**Stored records**

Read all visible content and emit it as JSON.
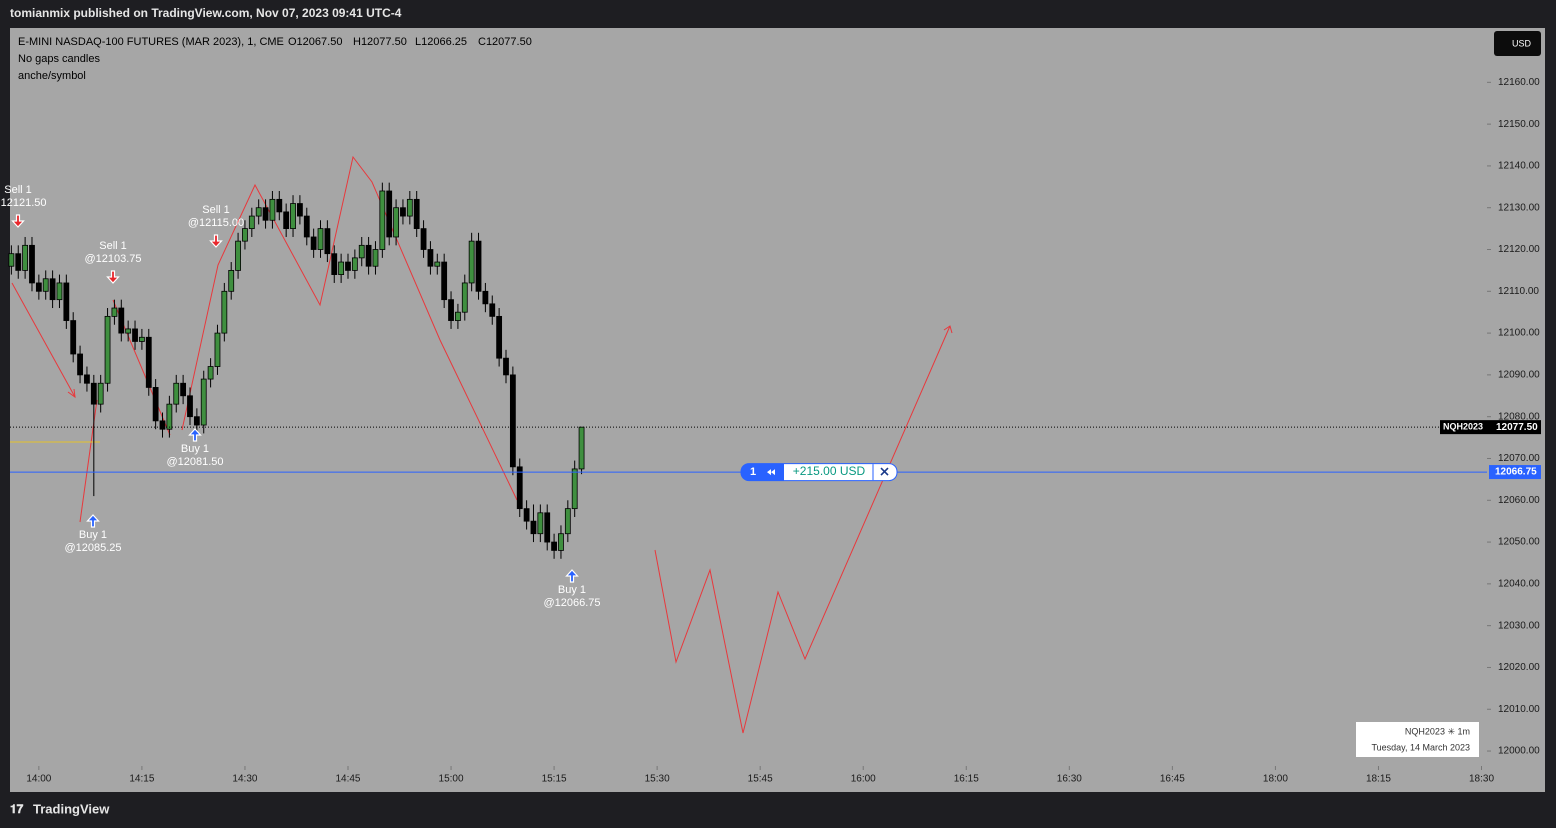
{
  "header": {
    "publisher": "tomianmix published on TradingView.com, Nov 07, 2023 09:41 UTC-4"
  },
  "chart_data": {
    "type": "candlestick",
    "legend": {
      "symbol": "E-MINI NASDAQ-100 FUTURES (MAR 2023), 1, CME",
      "open": "O12067.50",
      "high": "H12077.50",
      "low": "L12066.25",
      "close": "C12077.50"
    },
    "indicators": [
      "No gaps candles",
      "anche/symbol"
    ],
    "currency": "USD",
    "open": [
      12116,
      12119,
      12115,
      12121,
      12112,
      12110,
      12113,
      12108,
      12112,
      12103,
      12095,
      12090,
      12088,
      12083,
      12088,
      12104,
      12106,
      12100,
      12101,
      12098,
      12099,
      12087,
      12079,
      12077,
      12083,
      12088,
      12085,
      12080,
      12078,
      12089,
      12092,
      12100,
      12110,
      12115,
      12122,
      12125,
      12128,
      12130,
      12127,
      12132,
      12129,
      12125,
      12131,
      12128,
      12123,
      12120,
      12125,
      12119,
      12114,
      12117,
      12115,
      12118,
      12121,
      12116,
      12120,
      12134,
      12123,
      12130,
      12128,
      12132,
      12125,
      12120,
      12116,
      12117,
      12108,
      12103,
      12105,
      12112,
      12122,
      12110,
      12107,
      12104,
      12094,
      12090,
      12068,
      12058,
      12055,
      12052,
      12057,
      12050,
      12048,
      12052,
      12058,
      12067.5
    ],
    "high": [
      12121,
      12121,
      12123,
      12123,
      12114,
      12115,
      12115,
      12114,
      12114,
      12105,
      12097,
      12092,
      12090,
      12090,
      12106,
      12108,
      12108,
      12103,
      12103,
      12101,
      12101,
      12089,
      12081,
      12085,
      12090,
      12090,
      12087,
      12082,
      12091,
      12094,
      12102,
      12112,
      12117,
      12124,
      12127,
      12130,
      12132,
      12132,
      12134,
      12134,
      12131,
      12133,
      12133,
      12130,
      12125,
      12127,
      12127,
      12121,
      12119,
      12119,
      12120,
      12123,
      12123,
      12122,
      12136,
      12136,
      12132,
      12132,
      12134,
      12134,
      12127,
      12122,
      12119,
      12119,
      12110,
      12107,
      12114,
      12124,
      12124,
      12112,
      12109,
      12106,
      12096,
      12092,
      12070,
      12060,
      12059,
      12059,
      12059,
      12052,
      12054,
      12060,
      12069.5,
      12077.5
    ],
    "low": [
      12114,
      12113,
      12113,
      12110,
      12108,
      12108,
      12106,
      12106,
      12101,
      12093,
      12088,
      12086,
      12061,
      12081,
      12086,
      12102,
      12098,
      12098,
      12096,
      12096,
      12085,
      12077,
      12075,
      12075,
      12081,
      12083,
      12078,
      12076,
      12076,
      12087,
      12090,
      12098,
      12108,
      12113,
      12120,
      12123,
      12126,
      12125,
      12125,
      12127,
      12123,
      12123,
      12126,
      12121,
      12118,
      12118,
      12117,
      12112,
      12112,
      12113,
      12113,
      12116,
      12114,
      12114,
      12118,
      12121,
      12121,
      12126,
      12126,
      12123,
      12118,
      12114,
      12114,
      12106,
      12101,
      12101,
      12103,
      12110,
      12108,
      12105,
      12102,
      12092,
      12088,
      12066,
      12056,
      12053,
      12050,
      12050,
      12048,
      12046,
      12046,
      12050,
      12056,
      12066.25
    ],
    "close": [
      12119,
      12115,
      12121,
      12112,
      12110,
      12113,
      12108,
      12112,
      12103,
      12095,
      12090,
      12088,
      12083,
      12088,
      12104,
      12106,
      12100,
      12101,
      12098,
      12099,
      12087,
      12079,
      12077,
      12083,
      12088,
      12085,
      12080,
      12078,
      12089,
      12092,
      12100,
      12110,
      12115,
      12122,
      12125,
      12128,
      12130,
      12127,
      12132,
      12129,
      12125,
      12131,
      12128,
      12123,
      12120,
      12125,
      12119,
      12114,
      12117,
      12115,
      12118,
      12121,
      12116,
      12120,
      12134,
      12123,
      12130,
      12128,
      12132,
      12125,
      12120,
      12116,
      12117,
      12108,
      12103,
      12105,
      12112,
      12122,
      12110,
      12107,
      12104,
      12094,
      12090,
      12068,
      12058,
      12055,
      12052,
      12057,
      12050,
      12048,
      12052,
      12058,
      12067.5,
      12077.5
    ],
    "up_color": "#3f8f3f",
    "down_color": "#000000",
    "xlim": [
      -0.2,
      214.8
    ],
    "xticks": [
      {
        "value": 4,
        "label": "14:00"
      },
      {
        "value": 19,
        "label": "14:15"
      },
      {
        "value": 34,
        "label": "14:30"
      },
      {
        "value": 49,
        "label": "14:45"
      },
      {
        "value": 64,
        "label": "15:00"
      },
      {
        "value": 79,
        "label": "15:15"
      },
      {
        "value": 94,
        "label": "15:30"
      },
      {
        "value": 109,
        "label": "15:45"
      },
      {
        "value": 124,
        "label": "16:00"
      },
      {
        "value": 139,
        "label": "16:15"
      },
      {
        "value": 154,
        "label": "16:30"
      },
      {
        "value": 169,
        "label": "16:45"
      },
      {
        "value": 184,
        "label": "18:00"
      },
      {
        "value": 199,
        "label": "18:15"
      },
      {
        "value": 214,
        "label": "18:30"
      }
    ],
    "ylim": [
      11990.2,
      12173
    ],
    "yticks": [
      {
        "value": 12000,
        "label": "12000.00"
      },
      {
        "value": 12010,
        "label": "12010.00"
      },
      {
        "value": 12020,
        "label": "12020.00"
      },
      {
        "value": 12030,
        "label": "12030.00"
      },
      {
        "value": 12040,
        "label": "12040.00"
      },
      {
        "value": 12050,
        "label": "12050.00"
      },
      {
        "value": 12060,
        "label": "12060.00"
      },
      {
        "value": 12070,
        "label": "12070.00"
      },
      {
        "value": 12080,
        "label": "12080.00"
      },
      {
        "value": 12090,
        "label": "12090.00"
      },
      {
        "value": 12100,
        "label": "12100.00"
      },
      {
        "value": 12110,
        "label": "12110.00"
      },
      {
        "value": 12120,
        "label": "12120.00"
      },
      {
        "value": 12130,
        "label": "12130.00"
      },
      {
        "value": 12140,
        "label": "12140.00"
      },
      {
        "value": 12150,
        "label": "12150.00"
      },
      {
        "value": 12160,
        "label": "12160.00"
      }
    ],
    "last_price": {
      "symbol": "NQH2023",
      "value": 12077.5,
      "label": "12077.50"
    },
    "position": {
      "value": 12066.75,
      "label": "12066.75",
      "quantity": "1",
      "pnl": "+215.00 USD"
    },
    "trades": [
      {
        "text": "Sell 1",
        "price": "@12121.50"
      },
      {
        "text": "Sell 1",
        "price": "@12103.75"
      },
      {
        "text": "Buy 1",
        "price": "@12085.25"
      },
      {
        "text": "Sell 1",
        "price": "@12115.00"
      },
      {
        "text": "Buy 1",
        "price": "@12081.50"
      },
      {
        "text": "Buy 1",
        "price": "@12066.75"
      }
    ],
    "info_box": {
      "symbol": "NQH2023 ✳ 1m",
      "date": "Tuesday, 14 March 2023"
    }
  },
  "footer": {
    "brand": "TradingView"
  }
}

**EXERCISE DESCRIPTION**
Print every entry above again without changing a word, and omit the pictures.

**RESULT OF THE EXERCISE**
Read all visible content and emit it as JSON.
{
  "header": {
    "publisher": "tomianmix published on TradingView.com, Nov 07, 2023 09:41 UTC-4"
  },
  "chart_data": {
    "type": "candlestick",
    "legend": {
      "symbol": "E-MINI NASDAQ-100 FUTURES (MAR 2023), 1, CME",
      "open": "O12067.50",
      "high": "H12077.50",
      "low": "L12066.25",
      "close": "C12077.50"
    },
    "indicators": [
      "No gaps candles",
      "anche/symbol"
    ],
    "currency": "USD",
    "open": [
      12116,
      12119,
      12115,
      12121,
      12112,
      12110,
      12113,
      12108,
      12112,
      12103,
      12095,
      12090,
      12088,
      12083,
      12088,
      12104,
      12106,
      12100,
      12101,
      12098,
      12099,
      12087,
      12079,
      12077,
      12083,
      12088,
      12085,
      12080,
      12078,
      12089,
      12092,
      12100,
      12110,
      12115,
      12122,
      12125,
      12128,
      12130,
      12127,
      12132,
      12129,
      12125,
      12131,
      12128,
      12123,
      12120,
      12125,
      12119,
      12114,
      12117,
      12115,
      12118,
      12121,
      12116,
      12120,
      12134,
      12123,
      12130,
      12128,
      12132,
      12125,
      12120,
      12116,
      12117,
      12108,
      12103,
      12105,
      12112,
      12122,
      12110,
      12107,
      12104,
      12094,
      12090,
      12068,
      12058,
      12055,
      12052,
      12057,
      12050,
      12048,
      12052,
      12058,
      12067.5
    ],
    "high": [
      12121,
      12121,
      12123,
      12123,
      12114,
      12115,
      12115,
      12114,
      12114,
      12105,
      12097,
      12092,
      12090,
      12090,
      12106,
      12108,
      12108,
      12103,
      12103,
      12101,
      12101,
      12089,
      12081,
      12085,
      12090,
      12090,
      12087,
      12082,
      12091,
      12094,
      12102,
      12112,
      12117,
      12124,
      12127,
      12130,
      12132,
      12132,
      12134,
      12134,
      12131,
      12133,
      12133,
      12130,
      12125,
      12127,
      12127,
      12121,
      12119,
      12119,
      12120,
      12123,
      12123,
      12122,
      12136,
      12136,
      12132,
      12132,
      12134,
      12134,
      12127,
      12122,
      12119,
      12119,
      12110,
      12107,
      12114,
      12124,
      12124,
      12112,
      12109,
      12106,
      12096,
      12092,
      12070,
      12060,
      12059,
      12059,
      12059,
      12052,
      12054,
      12060,
      12069.5,
      12077.5
    ],
    "low": [
      12114,
      12113,
      12113,
      12110,
      12108,
      12108,
      12106,
      12106,
      12101,
      12093,
      12088,
      12086,
      12061,
      12081,
      12086,
      12102,
      12098,
      12098,
      12096,
      12096,
      12085,
      12077,
      12075,
      12075,
      12081,
      12083,
      12078,
      12076,
      12076,
      12087,
      12090,
      12098,
      12108,
      12113,
      12120,
      12123,
      12126,
      12125,
      12125,
      12127,
      12123,
      12123,
      12126,
      12121,
      12118,
      12118,
      12117,
      12112,
      12112,
      12113,
      12113,
      12116,
      12114,
      12114,
      12118,
      12121,
      12121,
      12126,
      12126,
      12123,
      12118,
      12114,
      12114,
      12106,
      12101,
      12101,
      12103,
      12110,
      12108,
      12105,
      12102,
      12092,
      12088,
      12066,
      12056,
      12053,
      12050,
      12050,
      12048,
      12046,
      12046,
      12050,
      12056,
      12066.25
    ],
    "close": [
      12119,
      12115,
      12121,
      12112,
      12110,
      12113,
      12108,
      12112,
      12103,
      12095,
      12090,
      12088,
      12083,
      12088,
      12104,
      12106,
      12100,
      12101,
      12098,
      12099,
      12087,
      12079,
      12077,
      12083,
      12088,
      12085,
      12080,
      12078,
      12089,
      12092,
      12100,
      12110,
      12115,
      12122,
      12125,
      12128,
      12130,
      12127,
      12132,
      12129,
      12125,
      12131,
      12128,
      12123,
      12120,
      12125,
      12119,
      12114,
      12117,
      12115,
      12118,
      12121,
      12116,
      12120,
      12134,
      12123,
      12130,
      12128,
      12132,
      12125,
      12120,
      12116,
      12117,
      12108,
      12103,
      12105,
      12112,
      12122,
      12110,
      12107,
      12104,
      12094,
      12090,
      12068,
      12058,
      12055,
      12052,
      12057,
      12050,
      12048,
      12052,
      12058,
      12067.5,
      12077.5
    ],
    "up_color": "#3f8f3f",
    "down_color": "#000000",
    "xlim": [
      -0.2,
      214.8
    ],
    "xticks": [
      {
        "value": 4,
        "label": "14:00"
      },
      {
        "value": 19,
        "label": "14:15"
      },
      {
        "value": 34,
        "label": "14:30"
      },
      {
        "value": 49,
        "label": "14:45"
      },
      {
        "value": 64,
        "label": "15:00"
      },
      {
        "value": 79,
        "label": "15:15"
      },
      {
        "value": 94,
        "label": "15:30"
      },
      {
        "value": 109,
        "label": "15:45"
      },
      {
        "value": 124,
        "label": "16:00"
      },
      {
        "value": 139,
        "label": "16:15"
      },
      {
        "value": 154,
        "label": "16:30"
      },
      {
        "value": 169,
        "label": "16:45"
      },
      {
        "value": 184,
        "label": "18:00"
      },
      {
        "value": 199,
        "label": "18:15"
      },
      {
        "value": 214,
        "label": "18:30"
      }
    ],
    "ylim": [
      11990.2,
      12173
    ],
    "yticks": [
      {
        "value": 12000,
        "label": "12000.00"
      },
      {
        "value": 12010,
        "label": "12010.00"
      },
      {
        "value": 12020,
        "label": "12020.00"
      },
      {
        "value": 12030,
        "label": "12030.00"
      },
      {
        "value": 12040,
        "label": "12040.00"
      },
      {
        "value": 12050,
        "label": "12050.00"
      },
      {
        "value": 12060,
        "label": "12060.00"
      },
      {
        "value": 12070,
        "label": "12070.00"
      },
      {
        "value": 12080,
        "label": "12080.00"
      },
      {
        "value": 12090,
        "label": "12090.00"
      },
      {
        "value": 12100,
        "label": "12100.00"
      },
      {
        "value": 12110,
        "label": "12110.00"
      },
      {
        "value": 12120,
        "label": "12120.00"
      },
      {
        "value": 12130,
        "label": "12130.00"
      },
      {
        "value": 12140,
        "label": "12140.00"
      },
      {
        "value": 12150,
        "label": "12150.00"
      },
      {
        "value": 12160,
        "label": "12160.00"
      }
    ],
    "last_price": {
      "symbol": "NQH2023",
      "value": 12077.5,
      "label": "12077.50"
    },
    "position": {
      "value": 12066.75,
      "label": "12066.75",
      "quantity": "1",
      "pnl": "+215.00 USD"
    },
    "trades": [
      {
        "text": "Sell 1",
        "price": "@12121.50"
      },
      {
        "text": "Sell 1",
        "price": "@12103.75"
      },
      {
        "text": "Buy 1",
        "price": "@12085.25"
      },
      {
        "text": "Sell 1",
        "price": "@12115.00"
      },
      {
        "text": "Buy 1",
        "price": "@12081.50"
      },
      {
        "text": "Buy 1",
        "price": "@12066.75"
      }
    ],
    "info_box": {
      "symbol": "NQH2023 ✳ 1m",
      "date": "Tuesday, 14 March 2023"
    }
  },
  "footer": {
    "brand": "TradingView"
  }
}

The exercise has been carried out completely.